Problem 1 –
From the raster merging question, extract the stretch from "result 1 result" through "in overlapping area?" word for word.

## start Passage shown

One raster is the original & the other is clipped to a specific region of the original raster and 0 applied to null area to make transparent. See pictures below.

Original:

original raster

clipped:

clipped raster

Both together, clipped on top:

both rasters

I want to merge the clipped raster on top of the original raster to make one file where the original raster is visible in the null (transparent) area of the clipped raster.

Depending on the order I list the files in the gdal command generated by merge function in QGIS I get a merge result where you cannot see the clipped raster or I get a merge result where the original raster is not visible in the null area of the clipped raster.

result 1 result 2

What do I need to do to have the clipped raster merge on top of the original raster and be able to see the original raster in the null area of the clipped raster?

Some of the questions I have looked through that seemed related:

Which value does raster merge chose in overlapping area?

## end Passage shown

Problem 2 –
In the records, rewrite the stretch from the line containing "y-tick-label: 430 xyxy=(24,442,44,455)" through the line containing "x-tick-label: 350 xyxy=(440,452,460,464)", replacing "y-tick-label" with "vertical-tick-label" and changing nothing else.

## start Exercise materials

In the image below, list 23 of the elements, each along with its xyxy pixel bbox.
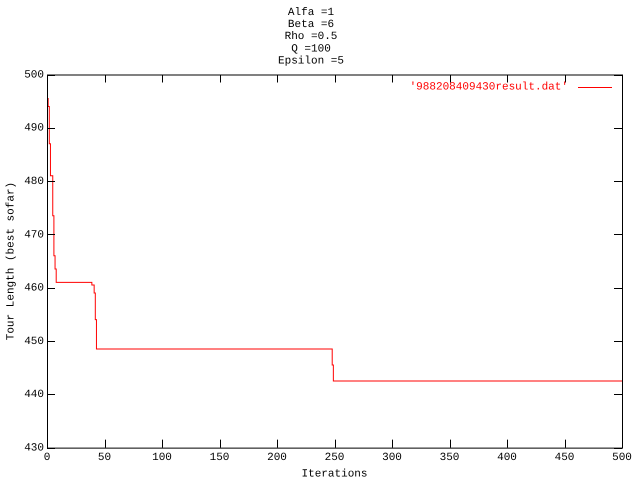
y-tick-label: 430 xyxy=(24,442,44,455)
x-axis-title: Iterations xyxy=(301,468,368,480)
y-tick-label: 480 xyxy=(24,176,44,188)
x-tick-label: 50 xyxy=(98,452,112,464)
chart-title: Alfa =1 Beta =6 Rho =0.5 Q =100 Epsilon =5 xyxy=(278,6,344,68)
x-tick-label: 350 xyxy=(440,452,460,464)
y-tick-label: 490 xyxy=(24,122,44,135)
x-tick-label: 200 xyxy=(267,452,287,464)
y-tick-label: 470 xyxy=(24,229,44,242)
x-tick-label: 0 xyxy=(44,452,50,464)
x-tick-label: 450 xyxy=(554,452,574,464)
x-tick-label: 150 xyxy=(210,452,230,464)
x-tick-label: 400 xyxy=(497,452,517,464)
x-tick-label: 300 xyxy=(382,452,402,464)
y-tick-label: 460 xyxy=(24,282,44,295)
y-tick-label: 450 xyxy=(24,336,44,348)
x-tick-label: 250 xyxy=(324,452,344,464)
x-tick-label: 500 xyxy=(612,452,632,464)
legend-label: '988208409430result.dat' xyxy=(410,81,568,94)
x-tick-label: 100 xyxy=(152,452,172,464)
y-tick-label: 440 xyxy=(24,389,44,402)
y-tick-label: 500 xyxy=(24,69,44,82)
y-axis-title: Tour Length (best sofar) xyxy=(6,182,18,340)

## end Exercise materials

Exercise solution 1 –
result 1 result 2

What do I need to do to have the clipped raster merge on top of the original raster and be able to see the original raster in the null area of the clipped raster?

Some of the questions I have looked through that seemed related:

Which value does raster merge chose in overlapping area?

Exercise solution 2 –
vertical-tick-label: 430 xyxy=(24,442,44,455)
x-axis-title: Iterations xyxy=(301,468,368,480)
vertical-tick-label: 480 xyxy=(24,176,44,188)
x-tick-label: 50 xyxy=(98,452,112,464)
chart-title: Alfa =1 Beta =6 Rho =0.5 Q =100 Epsilon =5 xyxy=(278,6,344,68)
x-tick-label: 350 xyxy=(440,452,460,464)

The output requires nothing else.